Which lines hold the word "type"? Copy each one.

Records that describe figures:
◆ ◆ ◆ ◆ ◆

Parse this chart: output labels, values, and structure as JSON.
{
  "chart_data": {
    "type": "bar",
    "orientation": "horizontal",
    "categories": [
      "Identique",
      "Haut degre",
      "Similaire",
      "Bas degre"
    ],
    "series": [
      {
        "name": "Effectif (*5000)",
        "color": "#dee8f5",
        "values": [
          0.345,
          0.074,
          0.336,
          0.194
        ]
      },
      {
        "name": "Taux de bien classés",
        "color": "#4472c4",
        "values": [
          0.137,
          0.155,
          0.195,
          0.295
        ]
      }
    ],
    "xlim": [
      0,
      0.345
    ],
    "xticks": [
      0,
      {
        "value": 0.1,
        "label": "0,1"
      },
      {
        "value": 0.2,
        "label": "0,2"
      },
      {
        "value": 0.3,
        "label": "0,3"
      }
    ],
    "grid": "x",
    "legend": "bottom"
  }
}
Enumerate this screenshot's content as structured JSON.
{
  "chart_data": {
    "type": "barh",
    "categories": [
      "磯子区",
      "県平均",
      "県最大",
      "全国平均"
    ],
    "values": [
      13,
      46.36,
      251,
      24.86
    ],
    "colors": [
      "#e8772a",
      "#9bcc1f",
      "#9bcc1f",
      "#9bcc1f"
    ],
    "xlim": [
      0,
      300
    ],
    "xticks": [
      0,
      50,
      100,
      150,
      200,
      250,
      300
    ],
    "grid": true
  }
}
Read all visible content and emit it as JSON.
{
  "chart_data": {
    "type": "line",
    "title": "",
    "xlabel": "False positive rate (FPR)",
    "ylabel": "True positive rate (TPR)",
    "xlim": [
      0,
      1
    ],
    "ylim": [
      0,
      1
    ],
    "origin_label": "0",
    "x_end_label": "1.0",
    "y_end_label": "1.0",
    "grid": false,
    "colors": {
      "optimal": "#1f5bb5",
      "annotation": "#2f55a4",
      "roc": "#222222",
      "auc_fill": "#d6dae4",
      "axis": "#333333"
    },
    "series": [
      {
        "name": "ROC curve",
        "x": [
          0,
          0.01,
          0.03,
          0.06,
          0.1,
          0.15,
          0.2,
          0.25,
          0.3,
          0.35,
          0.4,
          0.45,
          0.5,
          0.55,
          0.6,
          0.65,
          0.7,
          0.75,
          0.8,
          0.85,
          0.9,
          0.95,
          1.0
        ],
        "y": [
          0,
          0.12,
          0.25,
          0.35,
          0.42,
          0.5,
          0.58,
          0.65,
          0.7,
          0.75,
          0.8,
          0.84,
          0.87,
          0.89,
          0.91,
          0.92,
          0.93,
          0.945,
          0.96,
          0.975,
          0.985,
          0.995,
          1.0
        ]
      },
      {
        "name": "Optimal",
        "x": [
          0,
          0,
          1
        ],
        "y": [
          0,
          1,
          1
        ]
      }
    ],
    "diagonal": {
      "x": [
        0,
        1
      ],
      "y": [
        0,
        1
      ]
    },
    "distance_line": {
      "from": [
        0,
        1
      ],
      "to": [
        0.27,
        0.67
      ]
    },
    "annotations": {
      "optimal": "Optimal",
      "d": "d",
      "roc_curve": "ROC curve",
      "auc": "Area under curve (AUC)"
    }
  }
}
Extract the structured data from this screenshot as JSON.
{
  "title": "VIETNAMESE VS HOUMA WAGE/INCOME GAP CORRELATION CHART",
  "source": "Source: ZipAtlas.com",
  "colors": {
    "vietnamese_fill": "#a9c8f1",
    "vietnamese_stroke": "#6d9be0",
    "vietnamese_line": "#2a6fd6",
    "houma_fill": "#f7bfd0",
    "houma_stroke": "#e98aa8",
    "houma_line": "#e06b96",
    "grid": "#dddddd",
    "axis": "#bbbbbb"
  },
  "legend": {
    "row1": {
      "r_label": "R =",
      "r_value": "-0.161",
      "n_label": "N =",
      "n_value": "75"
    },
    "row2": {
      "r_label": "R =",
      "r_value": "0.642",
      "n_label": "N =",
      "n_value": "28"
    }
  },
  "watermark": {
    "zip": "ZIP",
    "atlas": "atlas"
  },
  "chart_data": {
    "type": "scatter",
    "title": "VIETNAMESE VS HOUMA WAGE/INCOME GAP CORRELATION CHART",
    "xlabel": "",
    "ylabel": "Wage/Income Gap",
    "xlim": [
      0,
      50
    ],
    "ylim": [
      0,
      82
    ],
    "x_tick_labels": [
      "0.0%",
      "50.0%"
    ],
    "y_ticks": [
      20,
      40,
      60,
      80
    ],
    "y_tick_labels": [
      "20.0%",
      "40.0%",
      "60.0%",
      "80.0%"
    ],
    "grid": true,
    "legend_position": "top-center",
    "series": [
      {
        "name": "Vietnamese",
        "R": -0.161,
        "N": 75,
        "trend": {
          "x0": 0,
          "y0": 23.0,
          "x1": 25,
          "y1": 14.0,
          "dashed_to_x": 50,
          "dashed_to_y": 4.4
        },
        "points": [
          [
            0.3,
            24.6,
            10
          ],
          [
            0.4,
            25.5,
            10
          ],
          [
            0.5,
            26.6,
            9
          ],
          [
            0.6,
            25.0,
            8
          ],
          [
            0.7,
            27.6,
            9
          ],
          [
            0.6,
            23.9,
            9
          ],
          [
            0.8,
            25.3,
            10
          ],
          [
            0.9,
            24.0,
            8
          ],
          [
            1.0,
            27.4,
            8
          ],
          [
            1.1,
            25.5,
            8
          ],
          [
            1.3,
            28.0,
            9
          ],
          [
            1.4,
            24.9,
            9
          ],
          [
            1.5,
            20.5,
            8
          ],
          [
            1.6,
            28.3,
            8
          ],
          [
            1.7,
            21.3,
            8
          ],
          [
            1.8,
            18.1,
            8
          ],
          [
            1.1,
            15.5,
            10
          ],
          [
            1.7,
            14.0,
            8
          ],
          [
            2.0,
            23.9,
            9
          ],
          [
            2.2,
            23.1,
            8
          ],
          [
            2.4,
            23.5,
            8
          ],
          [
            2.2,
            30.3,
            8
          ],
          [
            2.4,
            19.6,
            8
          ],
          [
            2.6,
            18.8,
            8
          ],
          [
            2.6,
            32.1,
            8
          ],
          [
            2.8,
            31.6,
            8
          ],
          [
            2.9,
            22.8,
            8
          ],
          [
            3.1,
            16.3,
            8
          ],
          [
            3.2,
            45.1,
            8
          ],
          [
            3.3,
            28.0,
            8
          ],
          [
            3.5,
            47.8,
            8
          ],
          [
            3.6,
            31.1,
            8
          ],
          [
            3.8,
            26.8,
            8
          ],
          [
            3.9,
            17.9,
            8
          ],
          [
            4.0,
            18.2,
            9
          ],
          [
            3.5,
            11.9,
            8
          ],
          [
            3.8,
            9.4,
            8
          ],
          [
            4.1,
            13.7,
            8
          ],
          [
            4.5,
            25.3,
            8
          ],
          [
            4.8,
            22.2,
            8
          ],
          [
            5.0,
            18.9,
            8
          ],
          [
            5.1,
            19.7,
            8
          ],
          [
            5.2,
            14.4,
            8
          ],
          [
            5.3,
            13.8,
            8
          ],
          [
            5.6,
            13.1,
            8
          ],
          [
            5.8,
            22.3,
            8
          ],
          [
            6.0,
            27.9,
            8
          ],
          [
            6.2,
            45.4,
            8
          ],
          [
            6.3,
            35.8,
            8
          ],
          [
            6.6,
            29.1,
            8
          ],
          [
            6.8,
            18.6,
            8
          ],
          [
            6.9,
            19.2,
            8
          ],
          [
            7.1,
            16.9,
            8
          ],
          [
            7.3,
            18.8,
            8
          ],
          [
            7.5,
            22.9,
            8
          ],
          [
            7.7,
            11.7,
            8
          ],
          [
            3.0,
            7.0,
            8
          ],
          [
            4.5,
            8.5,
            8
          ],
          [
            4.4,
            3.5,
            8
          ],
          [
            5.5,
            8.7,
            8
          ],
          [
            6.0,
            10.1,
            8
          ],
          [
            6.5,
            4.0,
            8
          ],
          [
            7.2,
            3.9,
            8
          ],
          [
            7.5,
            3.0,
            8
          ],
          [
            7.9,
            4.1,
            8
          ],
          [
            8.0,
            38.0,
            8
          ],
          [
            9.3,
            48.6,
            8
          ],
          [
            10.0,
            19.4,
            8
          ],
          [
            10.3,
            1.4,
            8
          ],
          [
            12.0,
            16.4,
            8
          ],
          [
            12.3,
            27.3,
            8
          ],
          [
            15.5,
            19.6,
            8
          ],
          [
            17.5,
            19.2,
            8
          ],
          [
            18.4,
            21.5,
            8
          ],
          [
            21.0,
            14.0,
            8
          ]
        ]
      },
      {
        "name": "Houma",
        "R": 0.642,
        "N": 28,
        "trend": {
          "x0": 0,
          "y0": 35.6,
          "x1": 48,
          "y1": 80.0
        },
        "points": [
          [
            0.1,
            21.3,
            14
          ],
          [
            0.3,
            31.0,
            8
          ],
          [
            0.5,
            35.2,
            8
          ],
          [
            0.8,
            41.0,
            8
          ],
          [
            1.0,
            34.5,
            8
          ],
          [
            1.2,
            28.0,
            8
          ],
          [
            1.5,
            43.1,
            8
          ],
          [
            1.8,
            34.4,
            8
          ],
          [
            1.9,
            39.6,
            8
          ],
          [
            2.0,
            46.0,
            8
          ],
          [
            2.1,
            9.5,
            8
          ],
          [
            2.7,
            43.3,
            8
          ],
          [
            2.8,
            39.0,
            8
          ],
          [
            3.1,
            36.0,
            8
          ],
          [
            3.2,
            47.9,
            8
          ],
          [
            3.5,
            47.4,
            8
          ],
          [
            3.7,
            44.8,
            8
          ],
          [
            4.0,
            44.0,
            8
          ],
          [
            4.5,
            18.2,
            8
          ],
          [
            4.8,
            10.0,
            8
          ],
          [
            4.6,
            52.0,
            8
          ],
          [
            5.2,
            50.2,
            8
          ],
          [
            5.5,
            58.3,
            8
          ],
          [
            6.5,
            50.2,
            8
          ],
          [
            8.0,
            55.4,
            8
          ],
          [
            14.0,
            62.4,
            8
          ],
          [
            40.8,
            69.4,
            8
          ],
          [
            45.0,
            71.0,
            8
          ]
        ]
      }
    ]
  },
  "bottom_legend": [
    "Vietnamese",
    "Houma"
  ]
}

◆ ◆ ◆ ◆ ◆

TASK SOLUTION:
    "type": "bar",
    "type": "barh",
    "type": "line",
    "type": "scatter",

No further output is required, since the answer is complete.